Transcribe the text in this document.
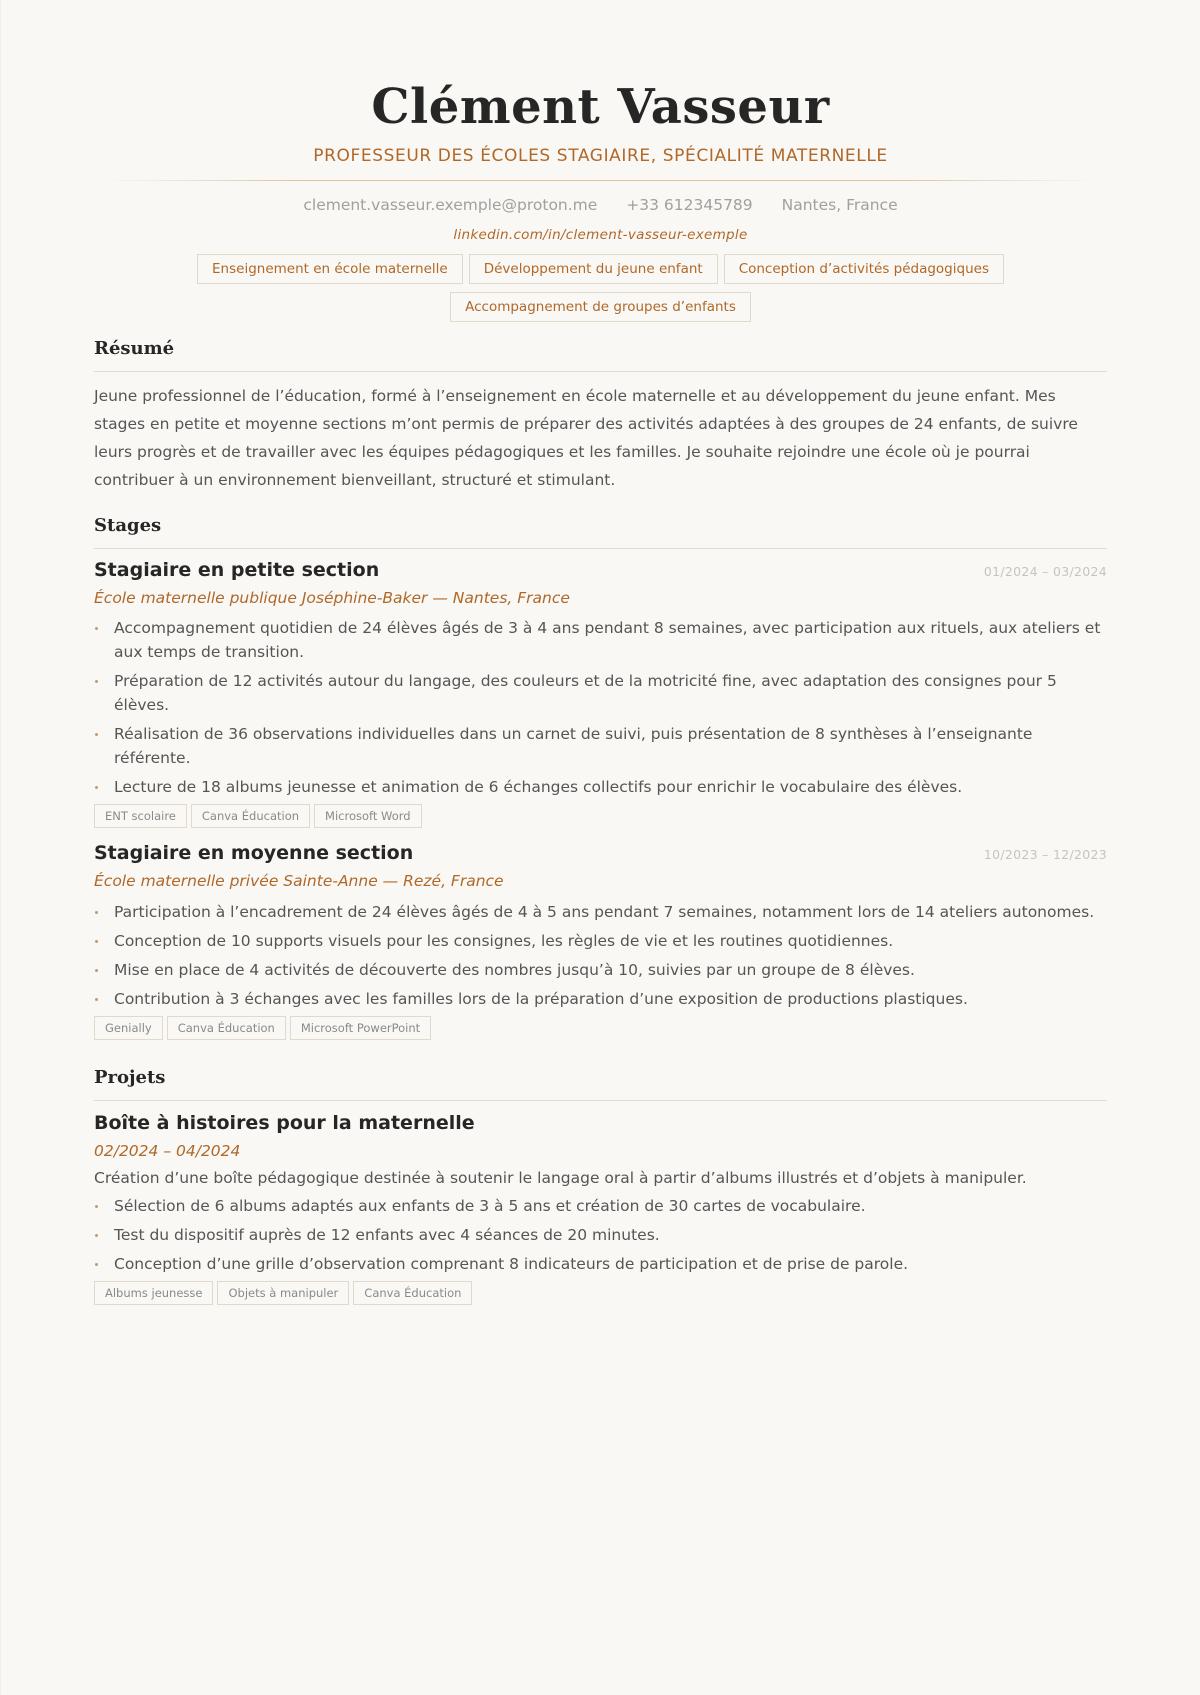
Clément Vasseur
PROFESSEUR DES ÉCOLES STAGIAIRE, SPÉCIALITÉ MATERNELLE
clement.vasseur.exemple@proton.me +33 612345789 Nantes, France
linkedin.com/in/clement-vasseur-exemple
Enseignement en école maternelle	Développement du jeune enfant	Conception d’activités pédagogiques
Accompagnement de groupes d’enfants
Résumé

Jeune professionnel de l’éducation, formé à l’enseignement en école maternelle et au développement du jeune enfant. Mes stages en petite et moyenne sections m’ont permis de préparer des activités adaptées à des groupes de 24 enfants, de suivre leurs progrès et de travailler avec les équipes pédagogiques et les familles. Je souhaite rejoindre une école où je pourrai contribuer à un environnement bienveillant, structuré et stimulant.

Stages
Stagiaire en petite section	01/2024 – 03/2024
École maternelle publique Joséphine-Baker — Nantes, France
Accompagnement quotidien de 24 élèves âgés de 3 à 4 ans pendant 8 semaines, avec participation aux rituels, aux ateliers et aux temps de transition.
Préparation de 12 activités autour du langage, des couleurs et de la motricité fine, avec adaptation des consignes pour 5 élèves.
Réalisation de 36 observations individuelles dans un carnet de suivi, puis présentation de 8 synthèses à l’enseignante référente.
Lecture de 18 albums jeunesse et animation de 6 échanges collectifs pour enrichir le vocabulaire des élèves.
ENT scolaire	Canva Éducation	Microsoft Word
Stagiaire en moyenne section	10/2023 – 12/2023
École maternelle privée Sainte-Anne — Rezé, France
Participation à l’encadrement de 24 élèves âgés de 4 à 5 ans pendant 7 semaines, notamment lors de 14 ateliers autonomes.
Conception de 10 supports visuels pour les consignes, les règles de vie et les routines quotidiennes.
Mise en place de 4 activités de découverte des nombres jusqu’à 10, suivies par un groupe de 8 élèves.
Contribution à 3 échanges avec les familles lors de la préparation d’une exposition de productions plastiques.
Genially	Canva Éducation	Microsoft PowerPoint
Projets
Boîte à histoires pour la maternelle
02/2024 – 04/2024

Création d’une boîte pédagogique destinée à soutenir le langage oral à partir d’albums illustrés et d’objets à manipuler.

Sélection de 6 albums adaptés aux enfants de 3 à 5 ans et création de 30 cartes de vocabulaire.
Test du dispositif auprès de 12 enfants avec 4 séances de 20 minutes.
Conception d’une grille d’observation comprenant 8 indicateurs de participation et de prise de parole.
Albums jeunesse	Objets à manipuler	Canva Éducation
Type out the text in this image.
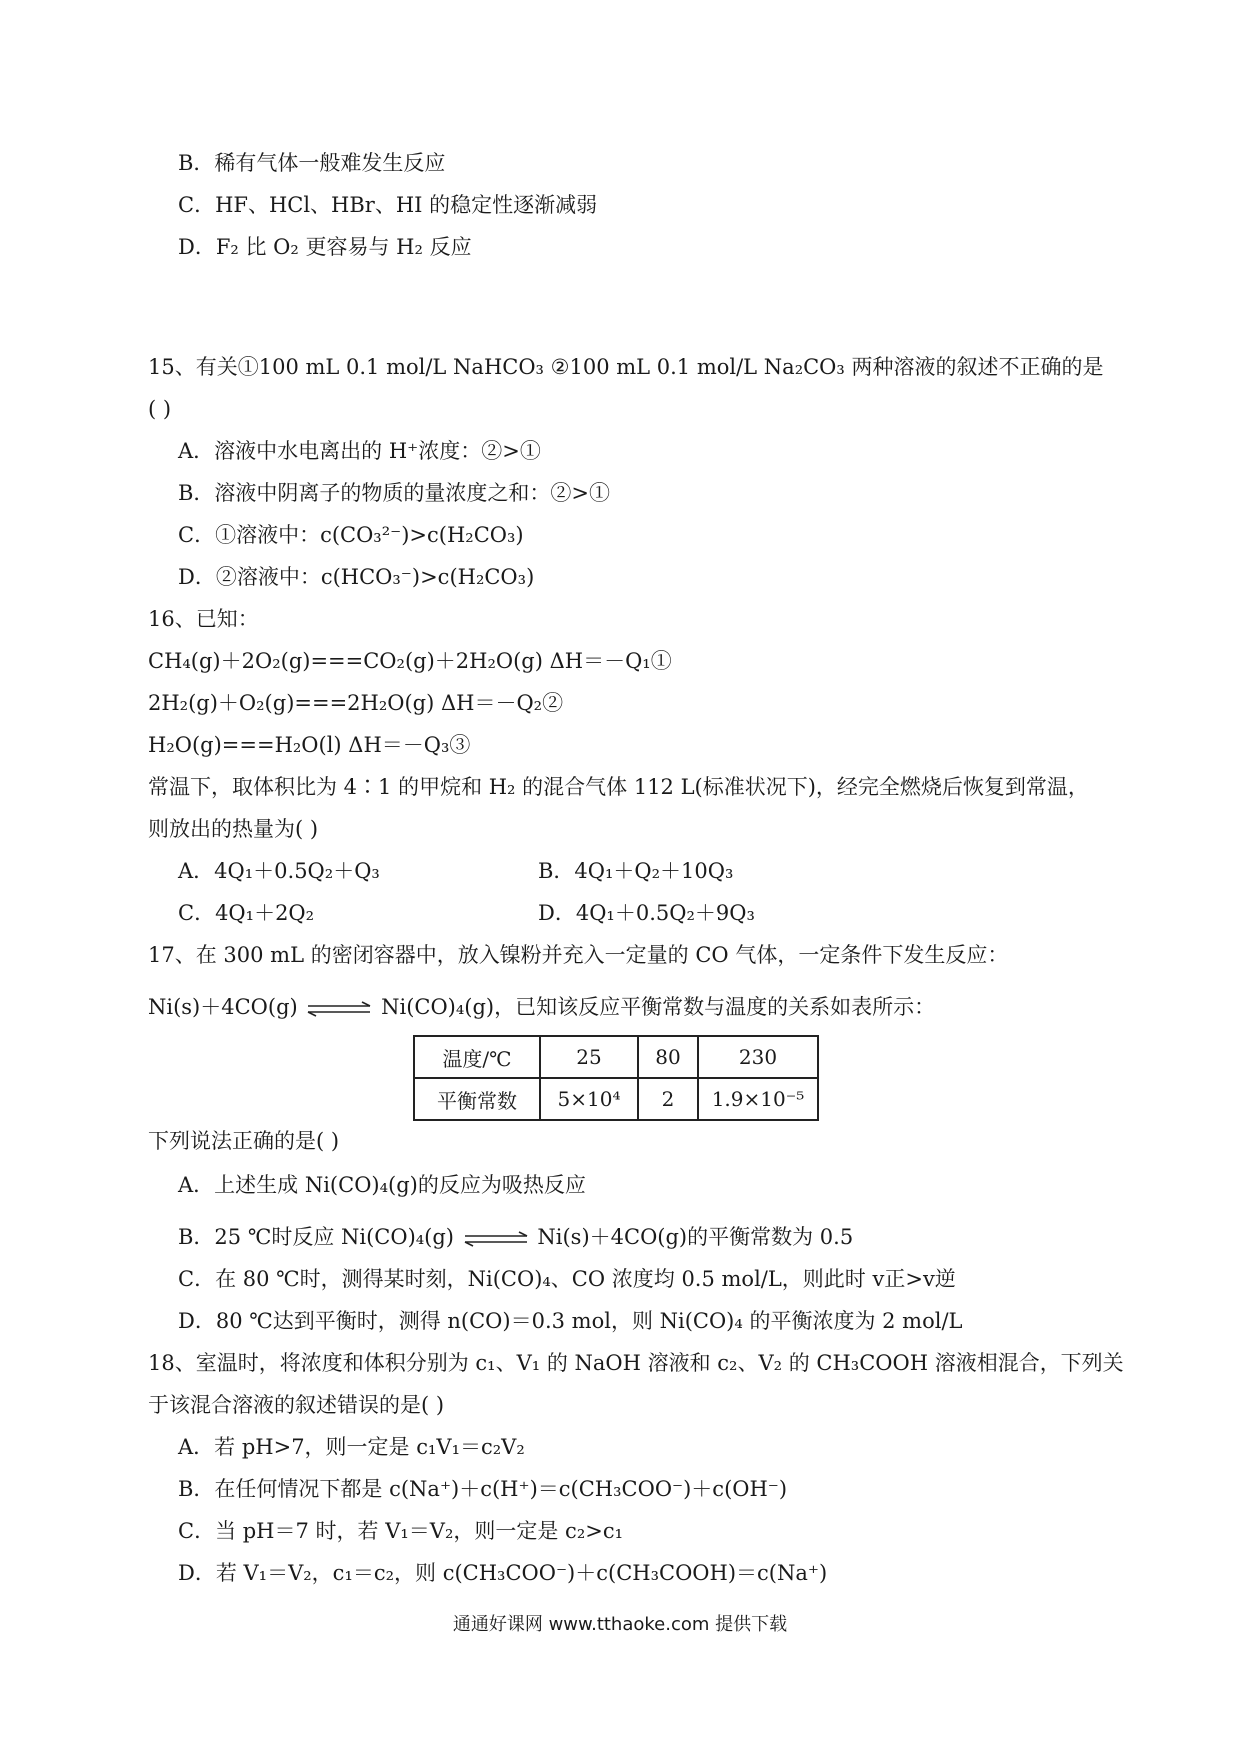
B．稀有气体一般难发生反应
C．HF、HCl、HBr、HI 的稳定性逐渐减弱
D．F₂ 比 O₂ 更容易与 H₂ 反应
15、有关①100 mL 0.1 mol/L NaHCO₃ ②100 mL 0.1 mol/L Na₂CO₃ 两种溶液的叙述不正确的是
( )
A．溶液中水电离出的 H⁺浓度：②>①
B．溶液中阴离子的物质的量浓度之和：②>①
C．①溶液中：c(CO₃²⁻)>c(H₂CO₃)
D．②溶液中：c(HCO₃⁻)>c(H₂CO₃)
16、已知：
CH₄(g)＋2O₂(g)===CO₂(g)＋2H₂O(g) ΔH＝－Q₁①
2H₂(g)＋O₂(g)===2H₂O(g) ΔH＝－Q₂②
H₂O(g)===H₂O(l) ΔH＝－Q₃③
常温下，取体积比为 4∶1 的甲烷和 H₂ 的混合气体 112 L(标准状况下)，经完全燃烧后恢复到常温，
则放出的热量为( )
A．4Q₁＋0.5Q₂＋Q₃	B．4Q₁＋Q₂＋10Q₃
C．4Q₁＋2Q₂	D．4Q₁＋0.5Q₂＋9Q₃
17、在 300 mL 的密闭容器中，放入镍粉并充入一定量的 CO 气体，一定条件下发生反应：
Ni(s)＋4CO(g) ⇌ Ni(CO)₄(g)，已知该反应平衡常数与温度的关系如表所示：
温度/℃	25	80	230
平衡常数	5×10⁴	2	1.9×10⁻⁵
下列说法正确的是( )
A．上述生成 Ni(CO)₄(g)的反应为吸热反应
B．25 ℃时反应 Ni(CO)₄(g) ⇌ Ni(s)＋4CO(g)的平衡常数为 0.5
C．在 80 ℃时，测得某时刻，Ni(CO)₄、CO 浓度均 0.5 mol/L，则此时 v正>v逆
D．80 ℃达到平衡时，测得 n(CO)＝0.3 mol，则 Ni(CO)₄ 的平衡浓度为 2 mol/L
18、室温时，将浓度和体积分别为 c₁、V₁ 的 NaOH 溶液和 c₂、V₂ 的 CH₃COOH 溶液相混合，下列关
于该混合溶液的叙述错误的是( )
A．若 pH>7，则一定是 c₁V₁＝c₂V₂
B．在任何情况下都是 c(Na⁺)＋c(H⁺)＝c(CH₃COO⁻)＋c(OH⁻)
C．当 pH＝7 时，若 V₁＝V₂，则一定是 c₂>c₁
D．若 V₁＝V₂，c₁＝c₂，则 c(CH₃COO⁻)＋c(CH₃COOH)＝c(Na⁺)
通通好课网 www.tthaoke.com 提供下载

- - - - -

### The task:
Reproduce every entry exactly, but omit each picture.

### Correct answer:
Transcribe the text in this document.
Clément Vasseur
PROFESSEUR DES ÉCOLES STAGIAIRE, SPÉCIALITÉ MATERNELLE
clement.vasseur.exemple@proton.me +33 612345789 Nantes, France
linkedin.com/in/clement-vasseur-exemple
Enseignement en école maternelle	Développement du jeune enfant	Conception d’activités pédagogiques
Accompagnement de groupes d’enfants
Résumé

Jeune professionnel de l’éducation, formé à l’enseignement en école maternelle et au développement du jeune enfant. Mes stages en petite et moyenne sections m’ont permis de préparer des activités adaptées à des groupes de 24 enfants, de suivre leurs progrès et de travailler avec les équipes pédagogiques et les familles. Je souhaite rejoindre une école où je pourrai contribuer à un environnement bienveillant, structuré et stimulant.

Stages
Stagiaire en petite section	01/2024 – 03/2024
École maternelle publique Joséphine-Baker — Nantes, France
Accompagnement quotidien de 24 élèves âgés de 3 à 4 ans pendant 8 semaines, avec participation aux rituels, aux ateliers et aux temps de transition.
Préparation de 12 activités autour du langage, des couleurs et de la motricité fine, avec adaptation des consignes pour 5 élèves.
Réalisation de 36 observations individuelles dans un carnet de suivi, puis présentation de 8 synthèses à l’enseignante référente.
Lecture de 18 albums jeunesse et animation de 6 échanges collectifs pour enrichir le vocabulaire des élèves.
ENT scolaire	Canva Éducation	Microsoft Word
Stagiaire en moyenne section	10/2023 – 12/2023
École maternelle privée Sainte-Anne — Rezé, France
Participation à l’encadrement de 24 élèves âgés de 4 à 5 ans pendant 7 semaines, notamment lors de 14 ateliers autonomes.
Conception de 10 supports visuels pour les consignes, les règles de vie et les routines quotidiennes.
Mise en place de 4 activités de découverte des nombres jusqu’à 10, suivies par un groupe de 8 élèves.
Contribution à 3 échanges avec les familles lors de la préparation d’une exposition de productions plastiques.
Genially	Canva Éducation	Microsoft PowerPoint
Projets
Boîte à histoires pour la maternelle
02/2024 – 04/2024

Création d’une boîte pédagogique destinée à soutenir le langage oral à partir d’albums illustrés et d’objets à manipuler.

Sélection de 6 albums adaptés aux enfants de 3 à 5 ans et création de 30 cartes de vocabulaire.
Test du dispositif auprès de 12 enfants avec 4 séances de 20 minutes.
Conception d’une grille d’observation comprenant 8 indicateurs de participation et de prise de parole.
Albums jeunesse	Objets à manipuler	Canva Éducation
Type out the text in this image.
B．稀有气体一般难发生反应
C．HF、HCl、HBr、HI 的稳定性逐渐减弱
D．F₂ 比 O₂ 更容易与 H₂ 反应
15、有关①100 mL 0.1 mol/L NaHCO₃ ②100 mL 0.1 mol/L Na₂CO₃ 两种溶液的叙述不正确的是
( )
A．溶液中水电离出的 H⁺浓度：②>①
B．溶液中阴离子的物质的量浓度之和：②>①
C．①溶液中：c(CO₃²⁻)>c(H₂CO₃)
D．②溶液中：c(HCO₃⁻)>c(H₂CO₃)
16、已知：
CH₄(g)＋2O₂(g)===CO₂(g)＋2H₂O(g) ΔH＝－Q₁①
2H₂(g)＋O₂(g)===2H₂O(g) ΔH＝－Q₂②
H₂O(g)===H₂O(l) ΔH＝－Q₃③
常温下，取体积比为 4∶1 的甲烷和 H₂ 的混合气体 112 L(标准状况下)，经完全燃烧后恢复到常温，
则放出的热量为( )
A．4Q₁＋0.5Q₂＋Q₃	B．4Q₁＋Q₂＋10Q₃
C．4Q₁＋2Q₂	D．4Q₁＋0.5Q₂＋9Q₃
17、在 300 mL 的密闭容器中，放入镍粉并充入一定量的 CO 气体，一定条件下发生反应：
Ni(s)＋4CO(g) ⇌ Ni(CO)₄(g)，已知该反应平衡常数与温度的关系如表所示：
温度/℃	25	80	230
平衡常数	5×10⁴	2	1.9×10⁻⁵
下列说法正确的是( )
A．上述生成 Ni(CO)₄(g)的反应为吸热反应
B．25 ℃时反应 Ni(CO)₄(g) ⇌ Ni(s)＋4CO(g)的平衡常数为 0.5
C．在 80 ℃时，测得某时刻，Ni(CO)₄、CO 浓度均 0.5 mol/L，则此时 v正>v逆
D．80 ℃达到平衡时，测得 n(CO)＝0.3 mol，则 Ni(CO)₄ 的平衡浓度为 2 mol/L
18、室温时，将浓度和体积分别为 c₁、V₁ 的 NaOH 溶液和 c₂、V₂ 的 CH₃COOH 溶液相混合，下列关
于该混合溶液的叙述错误的是( )
A．若 pH>7，则一定是 c₁V₁＝c₂V₂
B．在任何情况下都是 c(Na⁺)＋c(H⁺)＝c(CH₃COO⁻)＋c(OH⁻)
C．当 pH＝7 时，若 V₁＝V₂，则一定是 c₂>c₁
D．若 V₁＝V₂，c₁＝c₂，则 c(CH₃COO⁻)＋c(CH₃COOH)＝c(Na⁺)
通通好课网 www.tthaoke.com 提供下载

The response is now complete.